Gather each line of the records where "установленные" appears.

- [Exercise material]
═══
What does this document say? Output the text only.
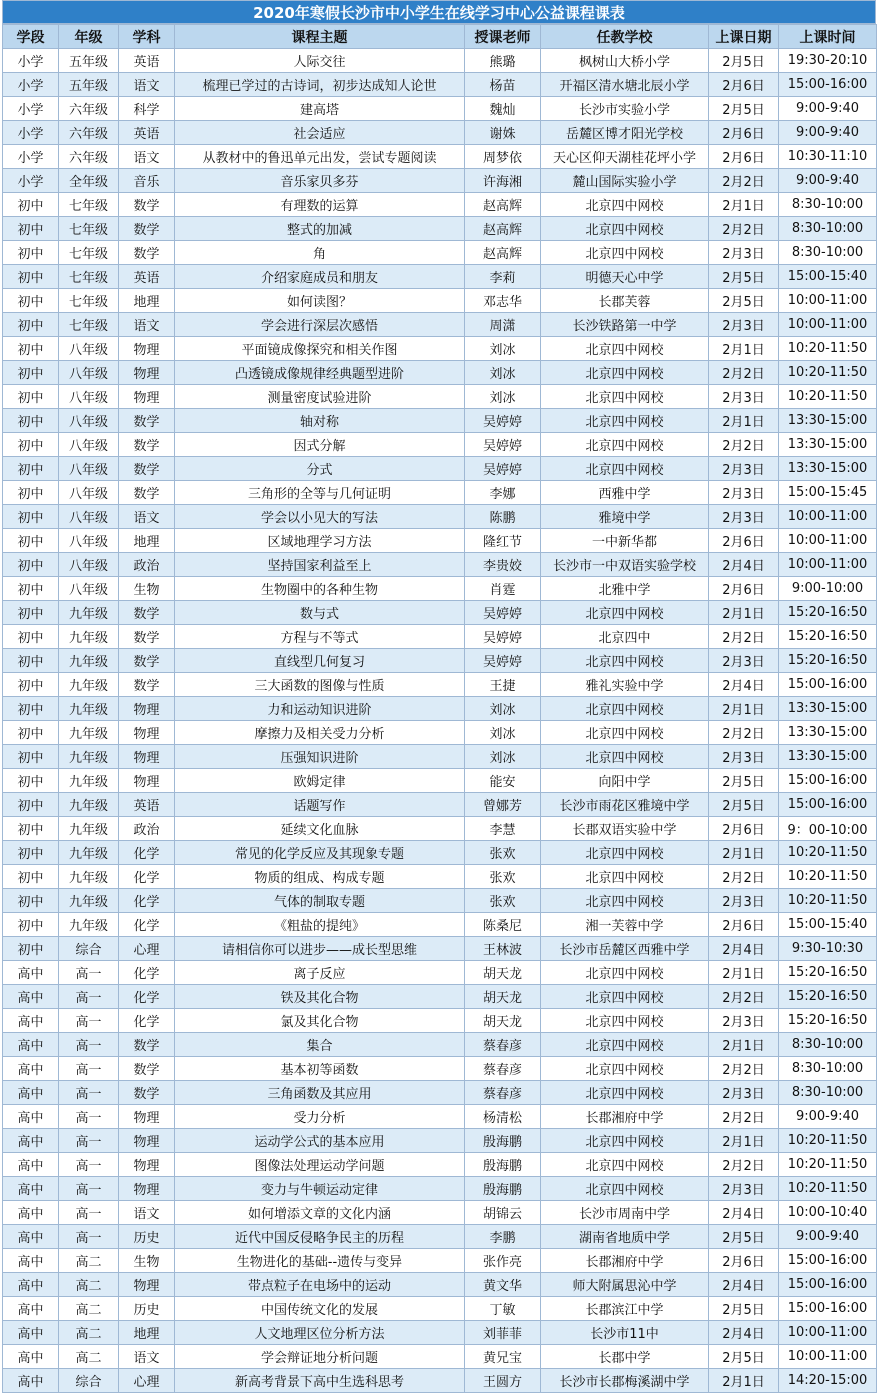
2020年寒假长沙市中小学生在线学习中心公益课程课表
学段	年级	学科	课程主题	授课老师	任教学校	上课日期	上课时间
小学	五年级	英语	人际交往	熊璐	枫树山大桥小学	2月5日	19:30-20:10
小学	五年级	语文	梳理已学过的古诗词，初步达成知人论世	杨苗	开福区清水塘北辰小学	2月6日	15:00-16:00
小学	六年级	科学	建高塔	魏灿	长沙市实验小学	2月5日	9:00-9:40
小学	六年级	英语	社会适应	谢姝	岳麓区博才阳光学校	2月6日	9:00-9:40
小学	六年级	语文	从教材中的鲁迅单元出发，尝试专题阅读	周梦依	天心区仰天湖桂花坪小学	2月6日	10:30-11:10
小学	全年级	音乐	音乐家贝多芬	许海湘	麓山国际实验小学	2月2日	9:00-9:40
初中	七年级	数学	有理数的运算	赵高辉	北京四中网校	2月1日	8:30-10:00
初中	七年级	数学	整式的加减	赵高辉	北京四中网校	2月2日	8:30-10:00
初中	七年级	数学	角	赵高辉	北京四中网校	2月3日	8:30-10:00
初中	七年级	英语	介绍家庭成员和朋友	李莉	明德天心中学	2月5日	15:00-15:40
初中	七年级	地理	如何读图？	邓志华	长郡芙蓉	2月5日	10:00-11:00
初中	七年级	语文	学会进行深层次感悟	周潇	长沙铁路第一中学	2月3日	10:00-11:00
初中	八年级	物理	平面镜成像探究和相关作图	刘冰	北京四中网校	2月1日	10:20-11:50
初中	八年级	物理	凸透镜成像规律经典题型进阶	刘冰	北京四中网校	2月2日	10:20-11:50
初中	八年级	物理	测量密度试验进阶	刘冰	北京四中网校	2月3日	10:20-11:50
初中	八年级	数学	轴对称	吴婷婷	北京四中网校	2月1日	13:30-15:00
初中	八年级	数学	因式分解	吴婷婷	北京四中网校	2月2日	13:30-15:00
初中	八年级	数学	分式	吴婷婷	北京四中网校	2月3日	13:30-15:00
初中	八年级	数学	三角形的全等与几何证明	李娜	西雅中学	2月3日	15:00-15:45
初中	八年级	语文	学会以小见大的写法	陈鹏	雅境中学	2月3日	10:00-11:00
初中	八年级	地理	区域地理学习方法	隆红节	一中新华都	2月6日	10:00-11:00
初中	八年级	政治	坚持国家利益至上	李贵姣	长沙市一中双语实验学校	2月4日	10:00-11:00
初中	八年级	生物	生物圈中的各种生物	肖霆	北雅中学	2月6日	9:00-10:00
初中	九年级	数学	数与式	吴婷婷	北京四中网校	2月1日	15:20-16:50
初中	九年级	数学	方程与不等式	吴婷婷	北京四中	2月2日	15:20-16:50
初中	九年级	数学	直线型几何复习	吴婷婷	北京四中网校	2月3日	15:20-16:50
初中	九年级	数学	三大函数的图像与性质	王捷	雅礼实验中学	2月4日	15:00-16:00
初中	九年级	物理	力和运动知识进阶	刘冰	北京四中网校	2月1日	13:30-15:00
初中	九年级	物理	摩擦力及相关受力分析	刘冰	北京四中网校	2月2日	13:30-15:00
初中	九年级	物理	压强知识进阶	刘冰	北京四中网校	2月3日	13:30-15:00
初中	九年级	物理	欧姆定律	能安	向阳中学	2月5日	15:00-16:00
初中	九年级	英语	话题写作	曾娜芳	长沙市雨花区雅境中学	2月5日	15:00-16:00
初中	九年级	政治	延续文化血脉	李慧	长郡双语实验中学	2月6日	9：00-10:00
初中	九年级	化学	常见的化学反应及其现象专题	张欢	北京四中网校	2月1日	10:20-11:50
初中	九年级	化学	物质的组成、构成专题	张欢	北京四中网校	2月2日	10:20-11:50
初中	九年级	化学	气体的制取专题	张欢	北京四中网校	2月3日	10:20-11:50
初中	九年级	化学	《粗盐的提纯》	陈桑尼	湘一芙蓉中学	2月6日	15:00-15:40
初中	综合	心理	请相信你可以进步——成长型思维	王林波	长沙市岳麓区西雅中学	2月4日	9:30-10:30
高中	高一	化学	离子反应	胡天龙	北京四中网校	2月1日	15:20-16:50
高中	高一	化学	铁及其化合物	胡天龙	北京四中网校	2月2日	15:20-16:50
高中	高一	化学	氯及其化合物	胡天龙	北京四中网校	2月3日	15:20-16:50
高中	高一	数学	集合	蔡春彦	北京四中网校	2月1日	8:30-10:00
高中	高一	数学	基本初等函数	蔡春彦	北京四中网校	2月2日	8:30-10:00
高中	高一	数学	三角函数及其应用	蔡春彦	北京四中网校	2月3日	8:30-10:00
高中	高一	物理	受力分析	杨清松	长郡湘府中学	2月2日	9:00-9:40
高中	高一	物理	运动学公式的基本应用	殷海鹏	北京四中网校	2月1日	10:20-11:50
高中	高一	物理	图像法处理运动学问题	殷海鹏	北京四中网校	2月2日	10:20-11:50
高中	高一	物理	变力与牛顿运动定律	殷海鹏	北京四中网校	2月3日	10:20-11:50
高中	高一	语文	如何增添文章的文化内涵	胡锦云	长沙市周南中学	2月4日	10:00-10:40
高中	高一	历史	近代中国反侵略争民主的历程	李鹏	湖南省地质中学	2月5日	9:00-9:40
高中	高二	生物	生物进化的基础--遗传与变异	张作亮	长郡湘府中学	2月6日	15:00-16:00
高中	高二	物理	带点粒子在电场中的运动	黄文华	师大附属思沁中学	2月4日	15:00-16:00
高中	高二	历史	中国传统文化的发展	丁敏	长郡滨江中学	2月5日	15:00-16:00
高中	高二	地理	人文地理区位分析方法	刘菲菲	长沙市11中	2月4日	10:00-11:00
高中	高二	语文	学会辩证地分析问题	黄兄宝	长郡中学	2月5日	10:00-11:00
高中	综合	心理	新高考背景下高中生选科思考	王圆方	长沙市长郡梅溪湖中学	2月1日	14:20-15:00
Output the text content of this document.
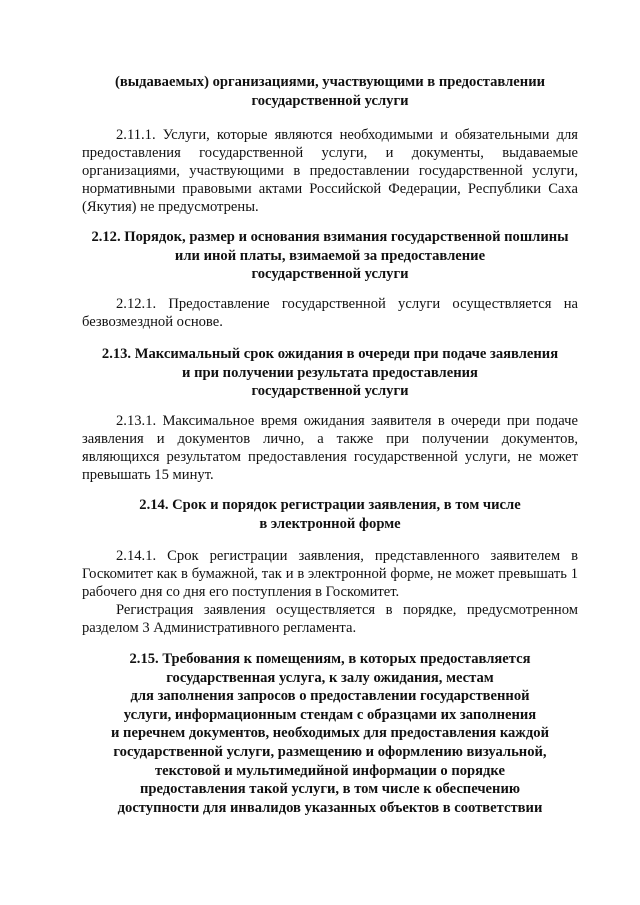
(выдаваемых) организациями, участвующими в предоставлении
государственной услуги
2.11.1. Услуги, которые являются необходимыми и обязательными для предоставления государственной услуги, и документы, выдаваемые организациями, участвующими в предоставлении государственной услуги, нормативными правовыми актами Российской Федерации, Республики Саха (Якутия) не предусмотрены.
2.12. Порядок, размер и основания взимания государственной пошлины
или иной платы, взимаемой за предоставление
государственной услуги
2.12.1. Предоставление государственной услуги осуществляется на безвозмездной основе.
2.13. Максимальный срок ожидания в очереди при подаче заявления
и при получении результата предоставления
государственной услуги
2.13.1. Максимальное время ожидания заявителя в очереди при подаче заявления и документов лично, а также при получении документов, являющихся результатом предоставления государственной услуги, не может превышать 15 минут.
2.14. Срок и порядок регистрации заявления, в том числе
в электронной форме
2.14.1. Срок регистрации заявления, представленного заявителем в Госкомитет как в бумажной, так и в электронной форме, не может превышать 1 рабочего дня со дня его поступления в Госкомитет.
Регистрация заявления осуществляется в порядке, предусмотренном разделом 3 Административного регламента.
2.15. Требования к помещениям, в которых предоставляется
государственная услуга, к залу ожидания, местам
для заполнения запросов о предоставлении государственной
услуги, информационным стендам с образцами их заполнения
и перечнем документов, необходимых для предоставления каждой
государственной услуги, размещению и оформлению визуальной,
текстовой и мультимедийной информации о порядке
предоставления такой услуги, в том числе к обеспечению
доступности для инвалидов указанных объектов в соответствии
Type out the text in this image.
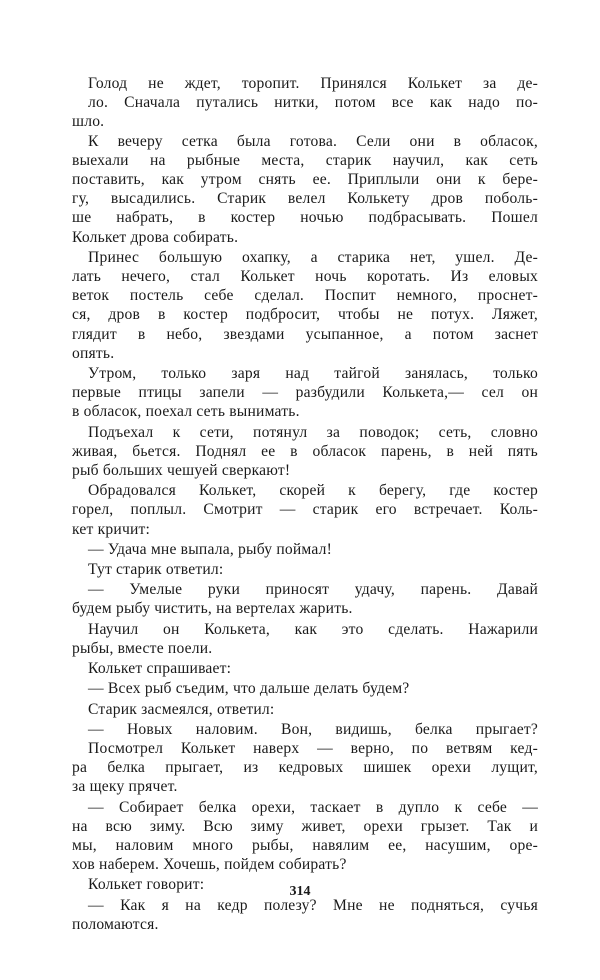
Голод не ждет, торопит. Принялся Колькет за де-
ло. Сначала путались нитки, потом все как надо по-
шло.
К вечеру сетка была готова. Сели они в обласок,
выехали на рыбные места, старик научил, как сеть
поставить, как утром снять ее. Приплыли они к бере-
гу, высадились. Старик велел Колькету дров поболь-
ше набрать, в костер ночью подбрасывать. Пошел
Колькет дрова собирать.
Принес большую охапку, а старика нет, ушел. Де-
лать нечего, стал Колькет ночь коротать. Из еловых
веток постель себе сделал. Поспит немного, проснет-
ся, дров в костер подбросит, чтобы не потух. Ляжет,
глядит в небо, звездами усыпанное, а потом заснет
опять.
Утром, только заря над тайгой занялась, только
первые птицы запели — разбудили Колькета,— сел он
в обласок, поехал сеть вынимать.
Подъехал к сети, потянул за поводок; сеть, словно
живая, бьется. Поднял ее в обласок парень, в ней пять
рыб больших чешуей сверкают!
Обрадовался Колькет, скорей к берегу, где костер
горел, поплыл. Смотрит — старик его встречает. Коль-
кет кричит:
— Удача мне выпала, рыбу поймал!
Тут старик ответил:
— Умелые руки приносят удачу, парень. Давай
будем рыбу чистить, на вертелах жарить.
Научил он Колькета, как это сделать. Нажарили
рыбы, вместе поели.
Колькет спрашивает:
— Всех рыб съедим, что дальше делать будем?
Старик засмеялся, ответил:
— Новых наловим. Вон, видишь, белка прыгает?
Посмотрел Колькет наверх — верно, по ветвям кед-
ра белка прыгает, из кедровых шишек орехи лущит,
за щеку прячет.
— Собирает белка орехи, таскает в дупло к себе —
на всю зиму. Всю зиму живет, орехи грызет. Так и
мы, наловим много рыбы, навялим ее, насушим, оре-
хов наберем. Хочешь, пойдем собирать?
Колькет говорит:
— Как я на кедр полезу? Мне не подняться, сучья
поломаются.
314
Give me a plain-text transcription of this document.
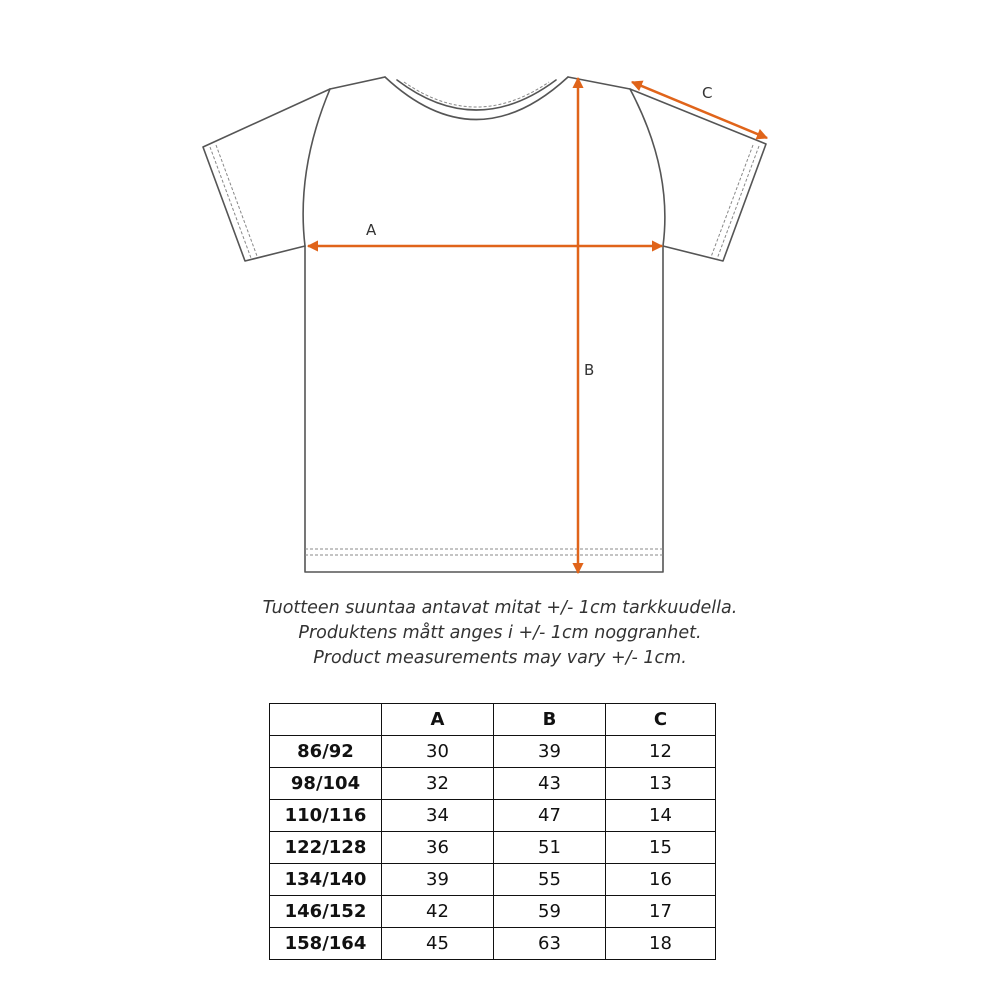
A
B
C
Tuotteen suuntaa antavat mitat +/- 1cm tarkkuudella.
Produktens mått anges i +/- 1cm noggranhet.
Product measurements may vary +/- 1cm.
	A	B	C
86/92	30	39	12
98/104	32	43	13
110/116	34	47	14
122/128	36	51	15
134/140	39	55	16
146/152	42	59	17
158/164	45	63	18
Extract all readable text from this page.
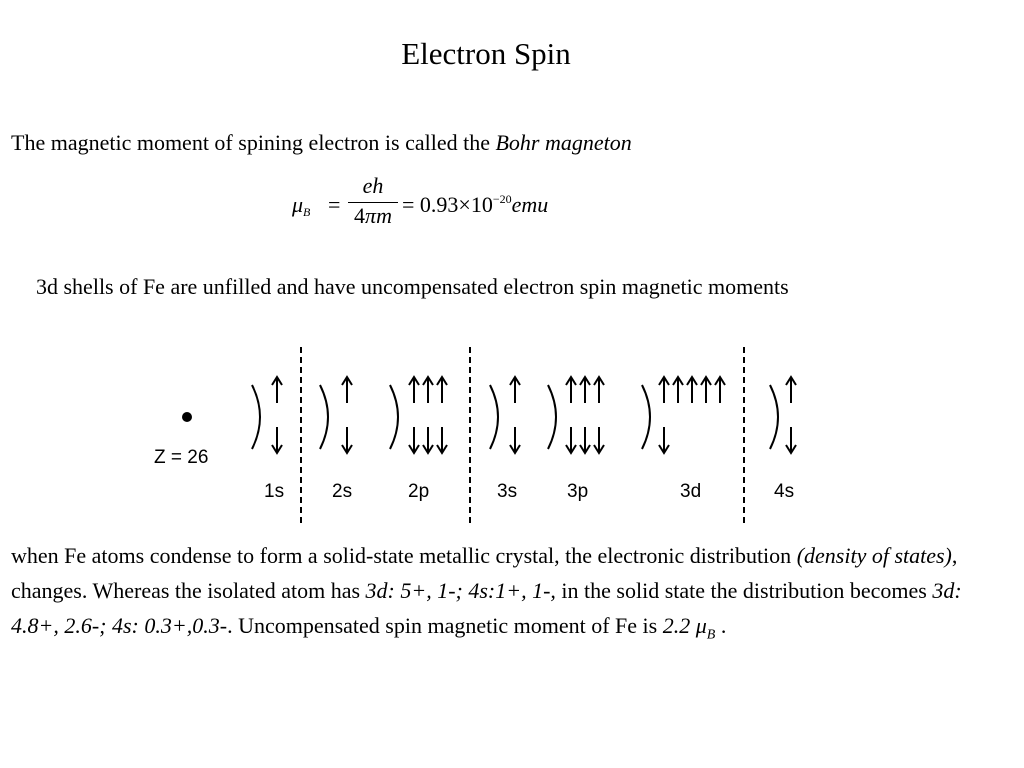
Electron Spin
The magnetic moment of spining electron is called the Bohr magneton
$\mu_B$ =
eh
$4\pi m = 0.93\times 10^{-20}emu$
3d shells of Fe are unfilled and have uncompensated electron spin magnetic moments
Z = 26
1s	2s	2p	3s	3p	3d	4s
when Fe atoms condense to form a solid-state metallic crystal, the electronic distribution (density of states), changes. Whereas the isolated atom has 3d: 5+, 1-; 4s:1+, 1-, in the solid state the distribution becomes 3d: 4.8+, 2.6-; 4s: 0.3+,0.3-. Uncompensated spin magnetic moment of Fe is 2.2 $\mu_B$ .
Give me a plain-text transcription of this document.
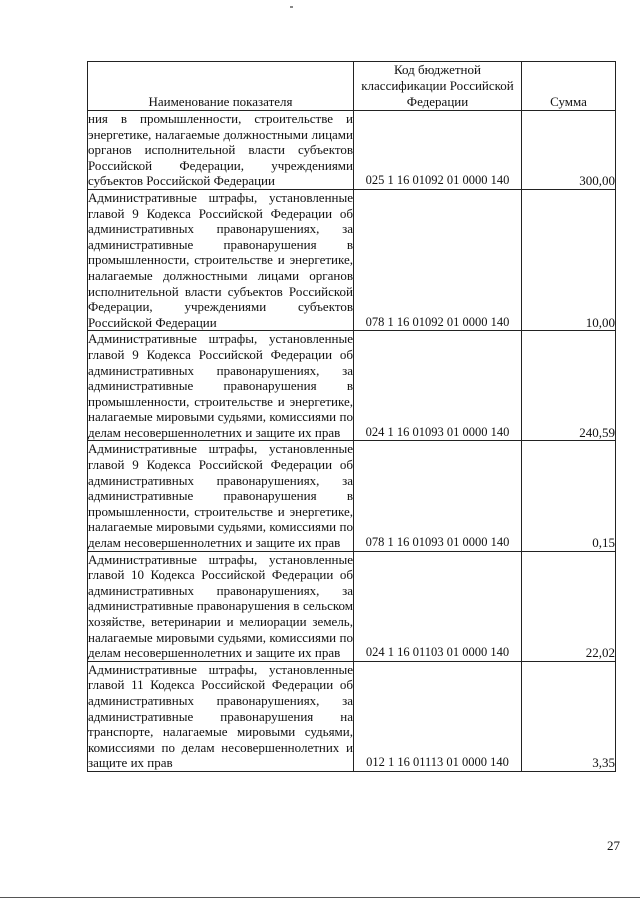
Наименование показателя	Код бюджетной классификации Российской Федерации	Сумма
ния в промышленности, строительстве и энергетике, налагаемые должностными лицами органов исполнительной власти субъектов Российской Федерации, учреждениями субъектов Российской Федерации	025 1 16 01092 01 0000 140	300,00
Административные штрафы, установленные главой 9 Кодекса Российской Федерации об административных правонарушениях, за административные правонарушения в промышленности, строительстве и энергетике, налагаемые должностными лицами органов исполнительной власти субъектов Российской Федерации, учреждениями субъектов Российской Федерации	078 1 16 01092 01 0000 140	10,00
Административные штрафы, установленные главой 9 Кодекса Российской Федерации об административных правонарушениях, за административные правонарушения в промышленности, строительстве и энергетике, налагаемые мировыми судьями, комиссиями по делам несовершеннолетних и защите их прав	024 1 16 01093 01 0000 140	240,59
Административные штрафы, установленные главой 9 Кодекса Российской Федерации об административных правонарушениях, за административные правонарушения в промышленности, строительстве и энергетике, налагаемые мировыми судьями, комиссиями по делам несовершеннолетних и защите их прав	078 1 16 01093 01 0000 140	0,15
Административные штрафы, установленные главой 10 Кодекса Российской Федерации об административных правонарушениях, за административные правонарушения в сельском хозяйстве, ветеринарии и мелиорации земель, налагаемые мировыми судьями, комиссиями по делам несовершеннолетних и защите их прав	024 1 16 01103 01 0000 140	22,02
Административные штрафы, установленные главой 11 Кодекса Российской Федерации об административных правонарушениях, за административные правонарушения на транспорте, налагаемые мировыми судьями, комиссиями по делам несовершеннолетних и защите их прав	012 1 16 01113 01 0000 140	3,35
27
═══
- [Response to this task]
Административные штрафы, установленные главой 9 Кодекса Российской Федерации об административных правонарушениях, за административные правонарушения в промышленности, строительстве и энергетике, налагаемые должностными лицами органов исполнительной власти субъектов Российской Федерации, учреждениями субъектов Российской Федерации	078 1 16 01092 01 0000 140	10,00
Административные штрафы, установленные главой 9 Кодекса Российской Федерации об административных правонарушениях, за административные правонарушения в промышленности, строительстве и энергетике, налагаемые мировыми судьями, комиссиями по делам несовершеннолетних и защите их прав	024 1 16 01093 01 0000 140	240,59
Административные штрафы, установленные главой 9 Кодекса Российской Федерации об административных правонарушениях, за административные правонарушения в промышленности, строительстве и энергетике, налагаемые мировыми судьями, комиссиями по делам несовершеннолетних и защите их прав	078 1 16 01093 01 0000 140	0,15
Административные штрафы, установленные главой 10 Кодекса Российской Федерации об административных правонарушениях, за административные правонарушения в сельском хозяйстве, ветеринарии и мелиорации земель, налагаемые мировыми судьями, комиссиями по делам несовершеннолетних и защите их прав	024 1 16 01103 01 0000 140	22,02
Административные штрафы, установленные главой 11 Кодекса Российской Федерации об административных правонарушениях, за административные правонарушения на транспорте, налагаемые мировыми судьями, комиссиями по делам несовершеннолетних и защите их прав	012 1 16 01113 01 0000 140	3,35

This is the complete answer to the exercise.